=== Material provided ===

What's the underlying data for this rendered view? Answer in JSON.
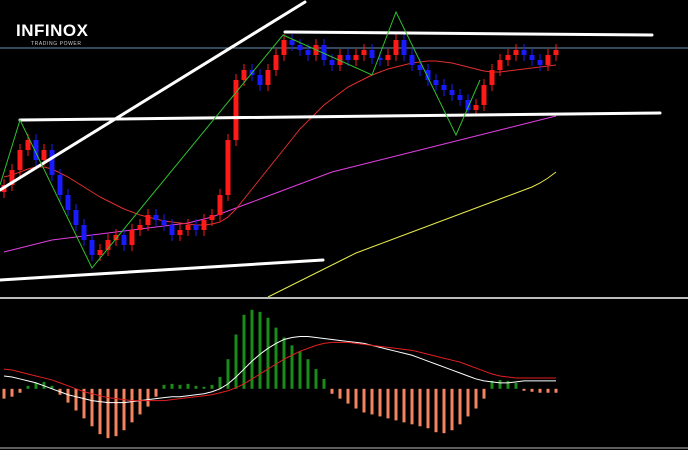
{
  "logo": {
    "name": "INFINOX",
    "tagline": "TRADING POWER"
  },
  "chart_data": [
    {
      "type": "candlestick",
      "ylim": [
        0,
        297
      ],
      "up_color": "#ff1a1a",
      "down_color": "#1a1aff",
      "open": [
        105,
        112,
        127,
        147,
        157,
        137,
        147,
        122,
        102,
        87,
        72,
        57,
        42,
        47,
        57,
        62,
        52,
        67,
        72,
        82,
        77,
        72,
        62,
        67,
        72,
        67,
        77,
        82,
        102,
        157,
        217,
        227,
        222,
        212,
        227,
        242,
        257,
        252,
        247,
        242,
        252,
        237,
        232,
        242,
        237,
        242,
        247,
        239,
        237,
        242,
        257,
        242,
        232,
        227,
        217,
        212,
        207,
        202,
        197,
        187,
        192,
        212,
        227,
        237,
        242,
        247,
        242,
        237,
        232,
        242
      ],
      "close": [
        112,
        127,
        147,
        157,
        137,
        147,
        122,
        102,
        87,
        72,
        57,
        42,
        47,
        57,
        62,
        52,
        67,
        72,
        82,
        77,
        72,
        62,
        67,
        72,
        67,
        77,
        82,
        102,
        157,
        217,
        227,
        222,
        212,
        227,
        242,
        257,
        252,
        247,
        242,
        252,
        237,
        232,
        242,
        237,
        242,
        247,
        239,
        237,
        242,
        257,
        242,
        232,
        227,
        217,
        212,
        207,
        202,
        197,
        187,
        192,
        212,
        227,
        237,
        242,
        247,
        242,
        237,
        232,
        242,
        247
      ],
      "high": [
        118,
        133,
        153,
        163,
        163,
        153,
        153,
        128,
        108,
        93,
        78,
        63,
        53,
        63,
        68,
        68,
        73,
        78,
        88,
        88,
        83,
        78,
        73,
        78,
        78,
        83,
        88,
        108,
        163,
        223,
        233,
        233,
        228,
        233,
        248,
        263,
        263,
        258,
        253,
        258,
        258,
        243,
        248,
        248,
        248,
        253,
        253,
        245,
        248,
        263,
        263,
        248,
        238,
        233,
        223,
        218,
        213,
        208,
        203,
        198,
        218,
        233,
        243,
        248,
        253,
        253,
        248,
        243,
        248,
        253
      ],
      "low": [
        99,
        106,
        121,
        141,
        131,
        131,
        116,
        96,
        81,
        66,
        51,
        36,
        36,
        41,
        51,
        46,
        46,
        61,
        66,
        71,
        66,
        56,
        56,
        61,
        61,
        61,
        71,
        76,
        96,
        151,
        211,
        216,
        206,
        206,
        221,
        236,
        246,
        241,
        236,
        236,
        231,
        226,
        226,
        231,
        231,
        236,
        233,
        231,
        231,
        236,
        236,
        226,
        221,
        211,
        206,
        201,
        196,
        191,
        181,
        181,
        186,
        206,
        221,
        231,
        236,
        236,
        231,
        226,
        226,
        236
      ],
      "lines": [
        {
          "color": "#e040e0",
          "values": [
            45,
            47,
            49,
            51,
            53,
            55,
            57,
            58,
            59,
            60,
            61,
            62,
            63,
            64,
            65,
            66,
            67,
            68,
            69,
            70,
            71,
            72,
            73,
            74,
            76,
            78,
            80,
            83,
            86,
            89,
            92,
            95,
            98,
            101,
            104,
            107,
            110,
            113,
            116,
            119,
            122,
            125,
            127,
            129,
            131,
            133,
            135,
            137,
            139,
            141,
            143,
            145,
            147,
            149,
            151,
            153,
            155,
            157,
            159,
            161,
            163,
            165,
            167,
            169,
            171,
            173,
            175,
            177,
            179,
            181
          ]
        },
        {
          "color": "#e8e850",
          "values": [
            null,
            null,
            null,
            null,
            null,
            null,
            null,
            null,
            null,
            null,
            null,
            null,
            null,
            null,
            null,
            null,
            null,
            null,
            null,
            null,
            null,
            null,
            null,
            null,
            null,
            null,
            null,
            null,
            null,
            null,
            null,
            null,
            null,
            0,
            4,
            8,
            12,
            16,
            20,
            24,
            28,
            32,
            36,
            40,
            44,
            47,
            50,
            53,
            56,
            59,
            62,
            65,
            68,
            71,
            74,
            77,
            80,
            83,
            86,
            89,
            92,
            95,
            98,
            101,
            104,
            107,
            110,
            114,
            119,
            125
          ]
        },
        {
          "color": "#e03030",
          "values": [
            120,
            122,
            125,
            128,
            130,
            130,
            128,
            124,
            120,
            115,
            110,
            105,
            100,
            96,
            92,
            88,
            85,
            82,
            80,
            78,
            76,
            75,
            74,
            73,
            72,
            72,
            73,
            75,
            80,
            88,
            98,
            108,
            118,
            128,
            138,
            148,
            158,
            168,
            176,
            184,
            192,
            198,
            204,
            210,
            214,
            218,
            222,
            225,
            228,
            230,
            232,
            234,
            235,
            236,
            236,
            235,
            234,
            232,
            230,
            228,
            226,
            225,
            225,
            226,
            227,
            228,
            229,
            230,
            231,
            232
          ]
        }
      ]
    },
    {
      "type": "macd",
      "ylim": [
        -60,
        90
      ],
      "positive_color": "#1a8c1a",
      "negative_color": "#f4845f",
      "values": [
        -10,
        -8,
        -4,
        3,
        6,
        7,
        3,
        -6,
        -14,
        -22,
        -30,
        -38,
        -46,
        -50,
        -48,
        -42,
        -34,
        -26,
        -18,
        -8,
        4,
        5,
        4,
        5,
        3,
        2,
        4,
        12,
        30,
        55,
        75,
        80,
        78,
        72,
        62,
        52,
        44,
        38,
        30,
        20,
        10,
        -5,
        -10,
        -15,
        -20,
        -24,
        -26,
        -28,
        -30,
        -32,
        -34,
        -36,
        -38,
        -40,
        -44,
        -45,
        -42,
        -36,
        -28,
        -20,
        -10,
        8,
        9,
        8,
        6,
        -2,
        -3,
        -4,
        -4,
        -4
      ],
      "lines": [
        {
          "color": "#ffffff",
          "values": [
            13,
            12,
            10,
            8,
            6,
            3,
            0,
            -3,
            -6,
            -8,
            -10,
            -12,
            -13,
            -14,
            -14,
            -14,
            -13,
            -12,
            -11,
            -10,
            -9,
            -8,
            -8,
            -7,
            -6,
            -5,
            -3,
            0,
            5,
            12,
            20,
            28,
            35,
            41,
            46,
            50,
            52,
            53,
            53,
            52,
            51,
            50,
            49,
            48,
            47,
            46,
            44,
            42,
            40,
            38,
            36,
            34,
            31,
            28,
            25,
            22,
            19,
            16,
            13,
            10,
            8,
            7,
            6,
            6,
            7,
            8,
            8,
            8,
            8,
            8
          ]
        },
        {
          "color": "#e02020",
          "values": [
            20,
            19,
            17,
            15,
            13,
            11,
            9,
            6,
            3,
            0,
            -3,
            -5,
            -7,
            -9,
            -10,
            -11,
            -12,
            -12,
            -12,
            -12,
            -12,
            -11,
            -10,
            -9,
            -8,
            -7,
            -6,
            -4,
            -2,
            1,
            5,
            10,
            15,
            20,
            25,
            30,
            34,
            38,
            41,
            44,
            46,
            47,
            47,
            47,
            46,
            45,
            44,
            43,
            42,
            41,
            40,
            39,
            37,
            35,
            33,
            31,
            29,
            27,
            24,
            21,
            18,
            15,
            13,
            12,
            11,
            11,
            11,
            11,
            11,
            11
          ]
        }
      ]
    }
  ]
}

===

Give every line above again exactly, with no pictures.

What's the underlying data for this rendered view? Answer in JSON.
{
  "logo": {
    "name": "INFINOX",
    "tagline": "TRADING POWER"
  },
  "chart_data": [
    {
      "type": "candlestick",
      "ylim": [
        0,
        297
      ],
      "up_color": "#ff1a1a",
      "down_color": "#1a1aff",
      "open": [
        105,
        112,
        127,
        147,
        157,
        137,
        147,
        122,
        102,
        87,
        72,
        57,
        42,
        47,
        57,
        62,
        52,
        67,
        72,
        82,
        77,
        72,
        62,
        67,
        72,
        67,
        77,
        82,
        102,
        157,
        217,
        227,
        222,
        212,
        227,
        242,
        257,
        252,
        247,
        242,
        252,
        237,
        232,
        242,
        237,
        242,
        247,
        239,
        237,
        242,
        257,
        242,
        232,
        227,
        217,
        212,
        207,
        202,
        197,
        187,
        192,
        212,
        227,
        237,
        242,
        247,
        242,
        237,
        232,
        242
      ],
      "close": [
        112,
        127,
        147,
        157,
        137,
        147,
        122,
        102,
        87,
        72,
        57,
        42,
        47,
        57,
        62,
        52,
        67,
        72,
        82,
        77,
        72,
        62,
        67,
        72,
        67,
        77,
        82,
        102,
        157,
        217,
        227,
        222,
        212,
        227,
        242,
        257,
        252,
        247,
        242,
        252,
        237,
        232,
        242,
        237,
        242,
        247,
        239,
        237,
        242,
        257,
        242,
        232,
        227,
        217,
        212,
        207,
        202,
        197,
        187,
        192,
        212,
        227,
        237,
        242,
        247,
        242,
        237,
        232,
        242,
        247
      ],
      "high": [
        118,
        133,
        153,
        163,
        163,
        153,
        153,
        128,
        108,
        93,
        78,
        63,
        53,
        63,
        68,
        68,
        73,
        78,
        88,
        88,
        83,
        78,
        73,
        78,
        78,
        83,
        88,
        108,
        163,
        223,
        233,
        233,
        228,
        233,
        248,
        263,
        263,
        258,
        253,
        258,
        258,
        243,
        248,
        248,
        248,
        253,
        253,
        245,
        248,
        263,
        263,
        248,
        238,
        233,
        223,
        218,
        213,
        208,
        203,
        198,
        218,
        233,
        243,
        248,
        253,
        253,
        248,
        243,
        248,
        253
      ],
      "low": [
        99,
        106,
        121,
        141,
        131,
        131,
        116,
        96,
        81,
        66,
        51,
        36,
        36,
        41,
        51,
        46,
        46,
        61,
        66,
        71,
        66,
        56,
        56,
        61,
        61,
        61,
        71,
        76,
        96,
        151,
        211,
        216,
        206,
        206,
        221,
        236,
        246,
        241,
        236,
        236,
        231,
        226,
        226,
        231,
        231,
        236,
        233,
        231,
        231,
        236,
        236,
        226,
        221,
        211,
        206,
        201,
        196,
        191,
        181,
        181,
        186,
        206,
        221,
        231,
        236,
        236,
        231,
        226,
        226,
        236
      ],
      "lines": [
        {
          "color": "#e040e0",
          "values": [
            45,
            47,
            49,
            51,
            53,
            55,
            57,
            58,
            59,
            60,
            61,
            62,
            63,
            64,
            65,
            66,
            67,
            68,
            69,
            70,
            71,
            72,
            73,
            74,
            76,
            78,
            80,
            83,
            86,
            89,
            92,
            95,
            98,
            101,
            104,
            107,
            110,
            113,
            116,
            119,
            122,
            125,
            127,
            129,
            131,
            133,
            135,
            137,
            139,
            141,
            143,
            145,
            147,
            149,
            151,
            153,
            155,
            157,
            159,
            161,
            163,
            165,
            167,
            169,
            171,
            173,
            175,
            177,
            179,
            181
          ]
        },
        {
          "color": "#e8e850",
          "values": [
            null,
            null,
            null,
            null,
            null,
            null,
            null,
            null,
            null,
            null,
            null,
            null,
            null,
            null,
            null,
            null,
            null,
            null,
            null,
            null,
            null,
            null,
            null,
            null,
            null,
            null,
            null,
            null,
            null,
            null,
            null,
            null,
            null,
            0,
            4,
            8,
            12,
            16,
            20,
            24,
            28,
            32,
            36,
            40,
            44,
            47,
            50,
            53,
            56,
            59,
            62,
            65,
            68,
            71,
            74,
            77,
            80,
            83,
            86,
            89,
            92,
            95,
            98,
            101,
            104,
            107,
            110,
            114,
            119,
            125
          ]
        },
        {
          "color": "#e03030",
          "values": [
            120,
            122,
            125,
            128,
            130,
            130,
            128,
            124,
            120,
            115,
            110,
            105,
            100,
            96,
            92,
            88,
            85,
            82,
            80,
            78,
            76,
            75,
            74,
            73,
            72,
            72,
            73,
            75,
            80,
            88,
            98,
            108,
            118,
            128,
            138,
            148,
            158,
            168,
            176,
            184,
            192,
            198,
            204,
            210,
            214,
            218,
            222,
            225,
            228,
            230,
            232,
            234,
            235,
            236,
            236,
            235,
            234,
            232,
            230,
            228,
            226,
            225,
            225,
            226,
            227,
            228,
            229,
            230,
            231,
            232
          ]
        }
      ]
    },
    {
      "type": "macd",
      "ylim": [
        -60,
        90
      ],
      "positive_color": "#1a8c1a",
      "negative_color": "#f4845f",
      "values": [
        -10,
        -8,
        -4,
        3,
        6,
        7,
        3,
        -6,
        -14,
        -22,
        -30,
        -38,
        -46,
        -50,
        -48,
        -42,
        -34,
        -26,
        -18,
        -8,
        4,
        5,
        4,
        5,
        3,
        2,
        4,
        12,
        30,
        55,
        75,
        80,
        78,
        72,
        62,
        52,
        44,
        38,
        30,
        20,
        10,
        -5,
        -10,
        -15,
        -20,
        -24,
        -26,
        -28,
        -30,
        -32,
        -34,
        -36,
        -38,
        -40,
        -44,
        -45,
        -42,
        -36,
        -28,
        -20,
        -10,
        8,
        9,
        8,
        6,
        -2,
        -3,
        -4,
        -4,
        -4
      ],
      "lines": [
        {
          "color": "#ffffff",
          "values": [
            13,
            12,
            10,
            8,
            6,
            3,
            0,
            -3,
            -6,
            -8,
            -10,
            -12,
            -13,
            -14,
            -14,
            -14,
            -13,
            -12,
            -11,
            -10,
            -9,
            -8,
            -8,
            -7,
            -6,
            -5,
            -3,
            0,
            5,
            12,
            20,
            28,
            35,
            41,
            46,
            50,
            52,
            53,
            53,
            52,
            51,
            50,
            49,
            48,
            47,
            46,
            44,
            42,
            40,
            38,
            36,
            34,
            31,
            28,
            25,
            22,
            19,
            16,
            13,
            10,
            8,
            7,
            6,
            6,
            7,
            8,
            8,
            8,
            8,
            8
          ]
        },
        {
          "color": "#e02020",
          "values": [
            20,
            19,
            17,
            15,
            13,
            11,
            9,
            6,
            3,
            0,
            -3,
            -5,
            -7,
            -9,
            -10,
            -11,
            -12,
            -12,
            -12,
            -12,
            -12,
            -11,
            -10,
            -9,
            -8,
            -7,
            -6,
            -4,
            -2,
            1,
            5,
            10,
            15,
            20,
            25,
            30,
            34,
            38,
            41,
            44,
            46,
            47,
            47,
            47,
            46,
            45,
            44,
            43,
            42,
            41,
            40,
            39,
            37,
            35,
            33,
            31,
            29,
            27,
            24,
            21,
            18,
            15,
            13,
            12,
            11,
            11,
            11,
            11,
            11,
            11
          ]
        }
      ]
    }
  ]
}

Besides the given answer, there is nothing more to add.